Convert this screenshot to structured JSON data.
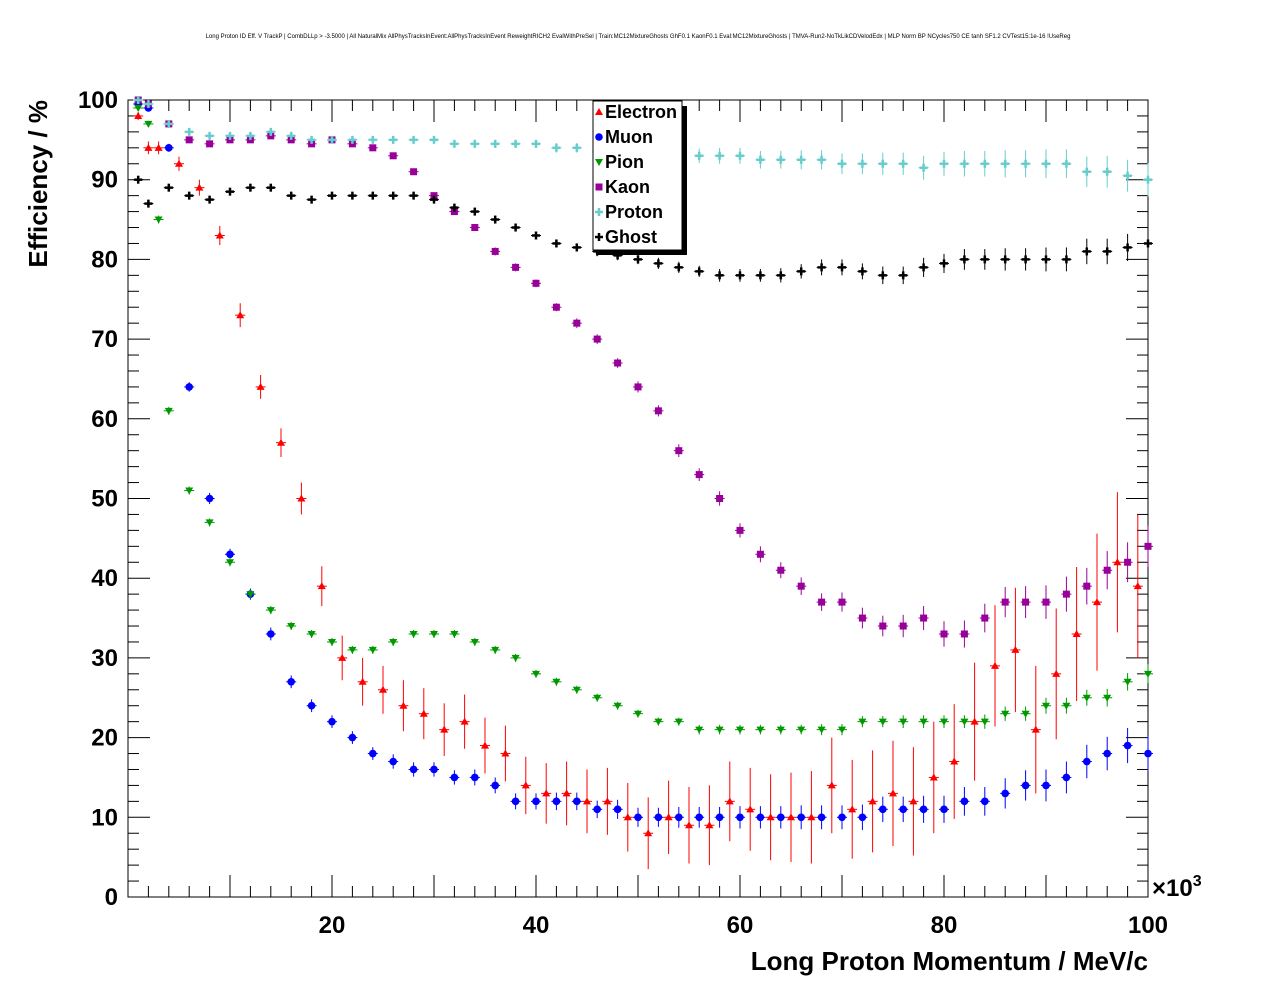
{
  "chart_data": {
    "type": "scatter",
    "title": "Long Proton ID Eff. V TrackP | CombDLLp > -3.5000 | All NaturalMix AllPhysTracksInEvent:AllPhysTracksInEvent ReweightRICH2 EvalWithPreSel | Train:MC12MixtureGhosts GhF0.1 KaonF0.1 Eval:MC12MixtureGhosts | TMVA-Run2-NoTkLikCDVelodEdx | MLP Norm BP NCycles750 CE tanh SF1.2 CVTest15:1e-16 !UseReg",
    "xlabel": "Long Proton Momentum / MeV/c",
    "ylabel": "Efficiency / %",
    "x_multiplier": "×10",
    "x_multiplier_exp": "3",
    "xlim": [
      0,
      100
    ],
    "ylim": [
      0,
      100
    ],
    "x_ticks": [
      20,
      40,
      60,
      80,
      100
    ],
    "y_ticks": [
      0,
      10,
      20,
      30,
      40,
      50,
      60,
      70,
      80,
      90,
      100
    ],
    "legend_position": "top-center",
    "series": [
      {
        "name": "Electron",
        "color": "#ff0000",
        "marker": "triangle-up",
        "x": [
          1,
          2,
          3,
          5,
          7,
          9,
          11,
          13,
          15,
          17,
          19,
          21,
          23,
          25,
          27,
          29,
          31,
          33,
          35,
          37,
          39,
          41,
          43,
          45,
          47,
          49,
          51,
          53,
          55,
          57,
          59,
          61,
          63,
          65,
          67,
          69,
          71,
          73,
          75,
          77,
          79,
          81,
          83,
          85,
          87,
          89,
          91,
          93,
          95,
          97,
          99
        ],
        "y": [
          98,
          94,
          94,
          92,
          89,
          83,
          73,
          64,
          57,
          50,
          39,
          30,
          27,
          26,
          24,
          23,
          21,
          22,
          19,
          18,
          14,
          13,
          13,
          12,
          12,
          10,
          8,
          10,
          9,
          9,
          12,
          11,
          10,
          10,
          10,
          14,
          11,
          12,
          13,
          12,
          15,
          17,
          22,
          29,
          31,
          21,
          28,
          33,
          37,
          42,
          39
        ],
        "err": [
          0.5,
          0.8,
          0.8,
          0.9,
          1,
          1.2,
          1.5,
          1.5,
          1.8,
          2,
          2.5,
          2.8,
          3,
          3,
          3.2,
          3.2,
          3.3,
          3.4,
          3.5,
          3.5,
          3.6,
          3.8,
          4,
          4,
          4.2,
          4.3,
          4.5,
          4.6,
          4.8,
          5,
          5,
          5.2,
          5.4,
          5.6,
          5.8,
          6,
          6.2,
          6.4,
          6.6,
          6.8,
          7,
          7.2,
          7.4,
          7.6,
          7.8,
          8,
          8.2,
          8.4,
          8.6,
          8.8,
          9
        ]
      },
      {
        "name": "Muon",
        "color": "#0000ff",
        "marker": "circle",
        "x": [
          1,
          2,
          4,
          6,
          8,
          10,
          12,
          14,
          16,
          18,
          20,
          22,
          24,
          26,
          28,
          30,
          32,
          34,
          36,
          38,
          40,
          42,
          44,
          46,
          48,
          50,
          52,
          54,
          56,
          58,
          60,
          62,
          64,
          66,
          68,
          70,
          72,
          74,
          76,
          78,
          80,
          82,
          84,
          86,
          88,
          90,
          92,
          94,
          96,
          98,
          100
        ],
        "y": [
          99.5,
          99,
          94,
          64,
          50,
          43,
          38,
          33,
          27,
          24,
          22,
          20,
          18,
          17,
          16,
          16,
          15,
          15,
          14,
          12,
          12,
          12,
          12,
          11,
          11,
          10,
          10,
          10,
          10,
          10,
          10,
          10,
          10,
          10,
          10,
          10,
          10,
          11,
          11,
          11,
          11,
          12,
          12,
          13,
          14,
          14,
          15,
          17,
          18,
          19,
          18
        ],
        "err": [
          0.3,
          0.4,
          0.5,
          0.6,
          0.7,
          0.7,
          0.7,
          0.8,
          0.8,
          0.8,
          0.8,
          0.8,
          0.8,
          0.9,
          0.9,
          0.9,
          0.9,
          1,
          1,
          1,
          1,
          1.1,
          1.1,
          1.1,
          1.2,
          1.2,
          1.2,
          1.3,
          1.3,
          1.3,
          1.4,
          1.4,
          1.4,
          1.5,
          1.5,
          1.5,
          1.6,
          1.6,
          1.6,
          1.7,
          1.7,
          1.8,
          1.8,
          1.9,
          1.9,
          2,
          2,
          2.1,
          2.1,
          2.2,
          2.2
        ]
      },
      {
        "name": "Pion",
        "color": "#009900",
        "marker": "triangle-down",
        "x": [
          1,
          2,
          3,
          4,
          6,
          8,
          10,
          12,
          14,
          16,
          18,
          20,
          22,
          24,
          26,
          28,
          30,
          32,
          34,
          36,
          38,
          40,
          42,
          44,
          46,
          48,
          50,
          52,
          54,
          56,
          58,
          60,
          62,
          64,
          66,
          68,
          70,
          72,
          74,
          76,
          78,
          80,
          82,
          84,
          86,
          88,
          90,
          92,
          94,
          96,
          98,
          100
        ],
        "y": [
          99,
          97,
          85,
          61,
          51,
          47,
          42,
          38,
          36,
          34,
          33,
          32,
          31,
          31,
          32,
          33,
          33,
          33,
          32,
          31,
          30,
          28,
          27,
          26,
          25,
          24,
          23,
          22,
          22,
          21,
          21,
          21,
          21,
          21,
          21,
          21,
          21,
          22,
          22,
          22,
          22,
          22,
          22,
          22,
          23,
          23,
          24,
          24,
          25,
          25,
          27,
          28
        ],
        "err": [
          0.3,
          0.4,
          0.5,
          0.5,
          0.5,
          0.5,
          0.5,
          0.5,
          0.5,
          0.5,
          0.5,
          0.5,
          0.5,
          0.5,
          0.5,
          0.5,
          0.5,
          0.5,
          0.5,
          0.5,
          0.5,
          0.5,
          0.5,
          0.5,
          0.5,
          0.5,
          0.5,
          0.5,
          0.5,
          0.6,
          0.6,
          0.6,
          0.6,
          0.6,
          0.6,
          0.7,
          0.7,
          0.7,
          0.7,
          0.8,
          0.8,
          0.8,
          0.8,
          0.9,
          0.9,
          0.9,
          1,
          1,
          1,
          1.1,
          1.1,
          1.2
        ]
      },
      {
        "name": "Kaon",
        "color": "#990099",
        "marker": "square",
        "x": [
          1,
          2,
          4,
          6,
          8,
          10,
          12,
          14,
          16,
          18,
          20,
          22,
          24,
          26,
          28,
          30,
          32,
          34,
          36,
          38,
          40,
          42,
          44,
          46,
          48,
          50,
          52,
          54,
          56,
          58,
          60,
          62,
          64,
          66,
          68,
          70,
          72,
          74,
          76,
          78,
          80,
          82,
          84,
          86,
          88,
          90,
          92,
          94,
          96,
          98,
          100
        ],
        "y": [
          100,
          99.5,
          97,
          95,
          94.5,
          95,
          95,
          95.5,
          95,
          94.5,
          95,
          94.5,
          94,
          93,
          91,
          88,
          86,
          84,
          81,
          79,
          77,
          74,
          72,
          70,
          67,
          64,
          61,
          56,
          53,
          50,
          46,
          43,
          41,
          39,
          37,
          37,
          35,
          34,
          34,
          35,
          33,
          33,
          35,
          37,
          37,
          37,
          38,
          39,
          41,
          42,
          44
        ],
        "err": [
          0.2,
          0.2,
          0.3,
          0.3,
          0.3,
          0.3,
          0.3,
          0.3,
          0.3,
          0.3,
          0.3,
          0.3,
          0.3,
          0.3,
          0.4,
          0.4,
          0.4,
          0.4,
          0.5,
          0.5,
          0.5,
          0.5,
          0.6,
          0.6,
          0.6,
          0.7,
          0.7,
          0.8,
          0.8,
          0.9,
          0.9,
          1,
          1,
          1.1,
          1.1,
          1.2,
          1.3,
          1.3,
          1.4,
          1.5,
          1.6,
          1.7,
          1.8,
          1.9,
          2,
          2.1,
          2.2,
          2.3,
          2.4,
          2.5,
          2.6
        ]
      },
      {
        "name": "Proton",
        "color": "#66cccc",
        "marker": "cross",
        "x": [
          1,
          2,
          4,
          6,
          8,
          10,
          12,
          14,
          16,
          18,
          20,
          22,
          24,
          26,
          28,
          30,
          32,
          34,
          36,
          38,
          40,
          42,
          44,
          46,
          48,
          50,
          52,
          54,
          56,
          58,
          60,
          62,
          64,
          66,
          68,
          70,
          72,
          74,
          76,
          78,
          80,
          82,
          84,
          86,
          88,
          90,
          92,
          94,
          96,
          98,
          100
        ],
        "y": [
          100,
          99.5,
          97,
          96,
          95.5,
          95.5,
          95.5,
          96,
          95.5,
          95,
          95,
          95,
          95,
          95,
          95,
          95,
          94.5,
          94.5,
          94.5,
          94.5,
          94.5,
          94,
          94,
          93.5,
          93.5,
          93.5,
          93.5,
          93,
          93,
          93,
          93,
          92.5,
          92.5,
          92.5,
          92.5,
          92,
          92,
          92,
          92,
          91.5,
          92,
          92,
          92,
          92,
          92,
          92,
          92,
          91,
          91,
          90.5,
          90
        ],
        "err": [
          0.1,
          0.1,
          0.2,
          0.2,
          0.2,
          0.2,
          0.2,
          0.2,
          0.2,
          0.2,
          0.3,
          0.3,
          0.3,
          0.3,
          0.3,
          0.4,
          0.4,
          0.4,
          0.5,
          0.5,
          0.5,
          0.6,
          0.6,
          0.7,
          0.7,
          0.8,
          0.8,
          0.9,
          0.9,
          1,
          1,
          1.1,
          1.1,
          1.2,
          1.2,
          1.3,
          1.3,
          1.4,
          1.4,
          1.5,
          1.5,
          1.6,
          1.6,
          1.7,
          1.7,
          1.8,
          1.8,
          1.9,
          2,
          2,
          2.1
        ]
      },
      {
        "name": "Ghost",
        "color": "#000000",
        "marker": "cross",
        "x": [
          1,
          2,
          4,
          6,
          8,
          10,
          12,
          14,
          16,
          18,
          20,
          22,
          24,
          26,
          28,
          30,
          32,
          34,
          36,
          38,
          40,
          42,
          44,
          46,
          48,
          50,
          52,
          54,
          56,
          58,
          60,
          62,
          64,
          66,
          68,
          70,
          72,
          74,
          76,
          78,
          80,
          82,
          84,
          86,
          88,
          90,
          92,
          94,
          96,
          98,
          100
        ],
        "y": [
          90,
          87,
          89,
          88,
          87.5,
          88.5,
          89,
          89,
          88,
          87.5,
          88,
          88,
          88,
          88,
          88,
          87.5,
          86.5,
          86,
          85,
          84,
          83,
          82,
          81.5,
          81,
          80.5,
          80,
          79.5,
          79,
          78.5,
          78,
          78,
          78,
          78,
          78.5,
          79,
          79,
          78.5,
          78,
          78,
          79,
          79.5,
          80,
          80,
          80,
          80,
          80,
          80,
          81,
          81,
          81.5,
          82
        ],
        "err": [
          0.2,
          0.2,
          0.3,
          0.3,
          0.3,
          0.3,
          0.3,
          0.3,
          0.3,
          0.3,
          0.3,
          0.3,
          0.3,
          0.3,
          0.3,
          0.4,
          0.4,
          0.4,
          0.4,
          0.5,
          0.5,
          0.5,
          0.5,
          0.6,
          0.6,
          0.6,
          0.7,
          0.7,
          0.7,
          0.8,
          0.8,
          0.8,
          0.9,
          0.9,
          1,
          1,
          1,
          1.1,
          1.1,
          1.2,
          1.2,
          1.3,
          1.3,
          1.4,
          1.4,
          1.5,
          1.5,
          1.6,
          1.6,
          1.7,
          1.7
        ]
      }
    ]
  }
}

::::

_TASK_
Give solely the number of lines in the data that contain the string "name".

_CORRECT RESULT_
6